> _WRITTEN TASK_
Reproduce the records below in full and exactly, without their images.

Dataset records
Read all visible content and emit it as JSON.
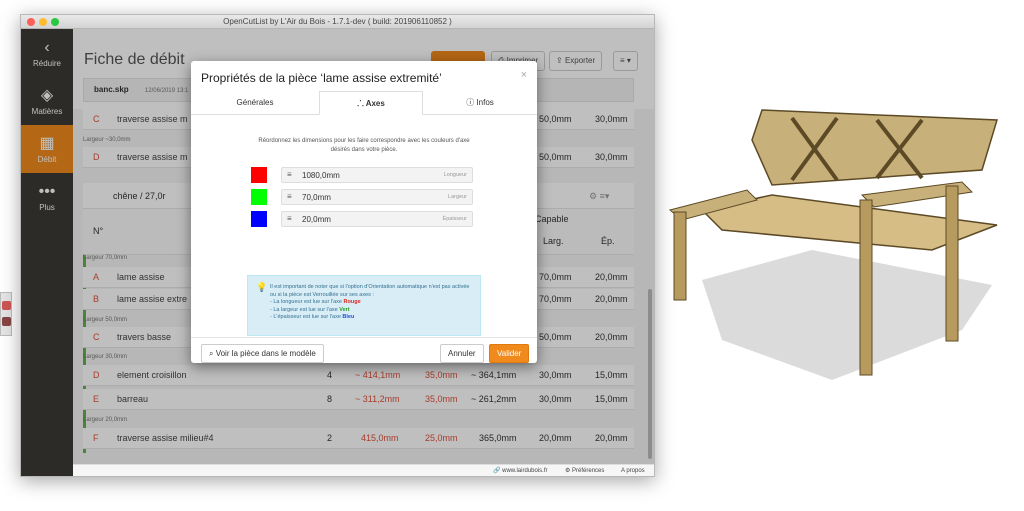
{
  "window": {
    "title": "OpenCutList by L'Air du Bois - 1.7.1-dev ( build: 201906110852 )"
  },
  "sidebar": {
    "items": [
      {
        "label": "Réduire",
        "icon": "chevron-left-icon"
      },
      {
        "label": "Matières",
        "icon": "materials-icon"
      },
      {
        "label": "Débit",
        "icon": "table-icon"
      },
      {
        "label": "Plus",
        "icon": "more-icon"
      }
    ]
  },
  "header": {
    "title": "Fiche de débit",
    "buttons": [
      "Imprimer",
      "Exporter"
    ],
    "file": "banc.skp",
    "date": "12/06/2019 13:1"
  },
  "background_rows": [
    {
      "letter": "C",
      "name": "traverse assise m",
      "larg": "50,0mm",
      "ep": "30,0mm"
    },
    {
      "letter": "D",
      "name": "traverse assise m",
      "larg": "50,0mm",
      "ep": "30,0mm"
    }
  ],
  "group": {
    "label": "chêne / 27,0r",
    "col_no": "N°",
    "col_capable": "Capable",
    "col_larg": "Larg.",
    "col_ep": "Ép."
  },
  "group_labels": [
    "Largeur ~30,0mm",
    "Largeur 70,0mm",
    "Largeur 50,0mm",
    "Largeur 30,0mm",
    "Largeur 20,0mm"
  ],
  "parts": [
    {
      "letter": "A",
      "name": "lame assise",
      "larg": "70,0mm",
      "ep": "20,0mm"
    },
    {
      "letter": "B",
      "name": "lame assise extre",
      "larg": "70,0mm",
      "ep": "20,0mm"
    },
    {
      "letter": "C",
      "name": "travers basse",
      "larg": "50,0mm",
      "ep": "20,0mm"
    },
    {
      "letter": "D",
      "name": "element croisillon",
      "qty": "4",
      "len": "~ 414,1mm",
      "w": "35,0mm",
      "cut": "~ 364,1mm",
      "larg": "30,0mm",
      "ep": "15,0mm"
    },
    {
      "letter": "E",
      "name": "barreau",
      "qty": "8",
      "len": "~ 311,2mm",
      "w": "35,0mm",
      "cut": "~ 261,2mm",
      "larg": "30,0mm",
      "ep": "15,0mm"
    },
    {
      "letter": "F",
      "name": "traverse assise milieu#4",
      "qty": "2",
      "len": "415,0mm",
      "w": "25,0mm",
      "cut": "365,0mm",
      "larg": "20,0mm",
      "ep": "20,0mm"
    }
  ],
  "modal": {
    "title": "Propriétés de la pièce ‘lame assise extremité’",
    "tabs": [
      "Générales",
      "Axes",
      "Infos"
    ],
    "intro": "Réordonnez les dimensions pour les faire correspondre avec les couleurs d'axe désirés dans votre pièce.",
    "axes": [
      {
        "color": "#ff0000",
        "value": "1080,0mm",
        "label": "Longueur"
      },
      {
        "color": "#00ff00",
        "value": "70,0mm",
        "label": "Largeur"
      },
      {
        "color": "#0000ff",
        "value": "20,0mm",
        "label": "Épaisseur"
      }
    ],
    "info": {
      "line1": "Il est important de noter que si l'option d'Orientation automatique n'est pas activée ou si la pièce est Verrouillée sur ses axes :",
      "l_prefix": "- La longueur est lue sur l'axe ",
      "l_axis": "Rouge",
      "w_prefix": "- La largeur est lue sur l'axe ",
      "w_axis": "Vert",
      "t_prefix": "- L'épaisseur est lue sur l'axe ",
      "t_axis": "Bleu"
    },
    "view_button": "Voir la pièce dans le modèle",
    "cancel": "Annuler",
    "validate": "Valider"
  },
  "status": {
    "link": "www.lairdubois.fr",
    "prefs": "Préférences",
    "about": "A propos"
  }
}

> _WRITTEN SOLUTION_
Read all visible content and emit it as JSON.
{
  "window": {
    "title": "OpenCutList by L'Air du Bois - 1.7.1-dev ( build: 201906110852 )"
  },
  "sidebar": {
    "items": [
      {
        "label": "Réduire",
        "icon": "chevron-left-icon"
      },
      {
        "label": "Matières",
        "icon": "materials-icon"
      },
      {
        "label": "Débit",
        "icon": "table-icon"
      },
      {
        "label": "Plus",
        "icon": "more-icon"
      }
    ]
  },
  "header": {
    "title": "Fiche de débit",
    "buttons": [
      "Imprimer",
      "Exporter"
    ],
    "file": "banc.skp",
    "date": "12/06/2019 13:1"
  },
  "background_rows": [
    {
      "letter": "C",
      "name": "traverse assise m",
      "larg": "50,0mm",
      "ep": "30,0mm"
    },
    {
      "letter": "D",
      "name": "traverse assise m",
      "larg": "50,0mm",
      "ep": "30,0mm"
    }
  ],
  "group": {
    "label": "chêne / 27,0r",
    "col_no": "N°",
    "col_capable": "Capable",
    "col_larg": "Larg.",
    "col_ep": "Ép."
  },
  "group_labels": [
    "Largeur ~30,0mm",
    "Largeur 70,0mm",
    "Largeur 50,0mm",
    "Largeur 30,0mm",
    "Largeur 20,0mm"
  ],
  "parts": [
    {
      "letter": "A",
      "name": "lame assise",
      "larg": "70,0mm",
      "ep": "20,0mm"
    },
    {
      "letter": "B",
      "name": "lame assise extre",
      "larg": "70,0mm",
      "ep": "20,0mm"
    },
    {
      "letter": "C",
      "name": "travers basse",
      "larg": "50,0mm",
      "ep": "20,0mm"
    },
    {
      "letter": "D",
      "name": "element croisillon",
      "qty": "4",
      "len": "~ 414,1mm",
      "w": "35,0mm",
      "cut": "~ 364,1mm",
      "larg": "30,0mm",
      "ep": "15,0mm"
    },
    {
      "letter": "E",
      "name": "barreau",
      "qty": "8",
      "len": "~ 311,2mm",
      "w": "35,0mm",
      "cut": "~ 261,2mm",
      "larg": "30,0mm",
      "ep": "15,0mm"
    },
    {
      "letter": "F",
      "name": "traverse assise milieu#4",
      "qty": "2",
      "len": "415,0mm",
      "w": "25,0mm",
      "cut": "365,0mm",
      "larg": "20,0mm",
      "ep": "20,0mm"
    }
  ],
  "modal": {
    "title": "Propriétés de la pièce ‘lame assise extremité’",
    "tabs": [
      "Générales",
      "Axes",
      "Infos"
    ],
    "intro": "Réordonnez les dimensions pour les faire correspondre avec les couleurs d'axe désirés dans votre pièce.",
    "axes": [
      {
        "color": "#ff0000",
        "value": "1080,0mm",
        "label": "Longueur"
      },
      {
        "color": "#00ff00",
        "value": "70,0mm",
        "label": "Largeur"
      },
      {
        "color": "#0000ff",
        "value": "20,0mm",
        "label": "Épaisseur"
      }
    ],
    "info": {
      "line1": "Il est important de noter que si l'option d'Orientation automatique n'est pas activée ou si la pièce est Verrouillée sur ses axes :",
      "l_prefix": "- La longueur est lue sur l'axe ",
      "l_axis": "Rouge",
      "w_prefix": "- La largeur est lue sur l'axe ",
      "w_axis": "Vert",
      "t_prefix": "- L'épaisseur est lue sur l'axe ",
      "t_axis": "Bleu"
    },
    "view_button": "Voir la pièce dans le modèle",
    "cancel": "Annuler",
    "validate": "Valider"
  },
  "status": {
    "link": "www.lairdubois.fr",
    "prefs": "Préférences",
    "about": "A propos"
  }
}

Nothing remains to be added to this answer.